(What to do): Return all lines in the material below that contain "peak".

[Task material start]

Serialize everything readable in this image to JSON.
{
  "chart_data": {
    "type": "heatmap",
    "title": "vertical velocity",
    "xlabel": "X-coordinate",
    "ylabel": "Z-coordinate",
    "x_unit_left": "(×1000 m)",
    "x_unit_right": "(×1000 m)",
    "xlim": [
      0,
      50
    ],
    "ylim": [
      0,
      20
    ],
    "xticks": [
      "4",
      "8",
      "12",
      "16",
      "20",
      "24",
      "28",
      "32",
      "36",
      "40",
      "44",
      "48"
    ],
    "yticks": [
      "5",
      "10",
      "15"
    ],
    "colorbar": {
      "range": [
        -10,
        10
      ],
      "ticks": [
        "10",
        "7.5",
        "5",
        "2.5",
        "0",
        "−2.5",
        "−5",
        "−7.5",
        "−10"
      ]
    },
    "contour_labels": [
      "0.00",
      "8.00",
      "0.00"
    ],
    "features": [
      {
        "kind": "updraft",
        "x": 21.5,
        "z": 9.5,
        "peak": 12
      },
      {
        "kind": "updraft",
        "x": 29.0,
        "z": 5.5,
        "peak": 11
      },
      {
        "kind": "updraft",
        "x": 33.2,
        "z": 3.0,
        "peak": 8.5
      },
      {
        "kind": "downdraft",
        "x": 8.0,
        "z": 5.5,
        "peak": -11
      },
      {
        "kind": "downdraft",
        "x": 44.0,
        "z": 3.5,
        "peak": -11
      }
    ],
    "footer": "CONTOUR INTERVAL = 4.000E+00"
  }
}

[Task material end]

(Worked solution):
        "peak": 12
        "peak": 11
        "peak": 8.5
        "peak": -11
        "peak": -11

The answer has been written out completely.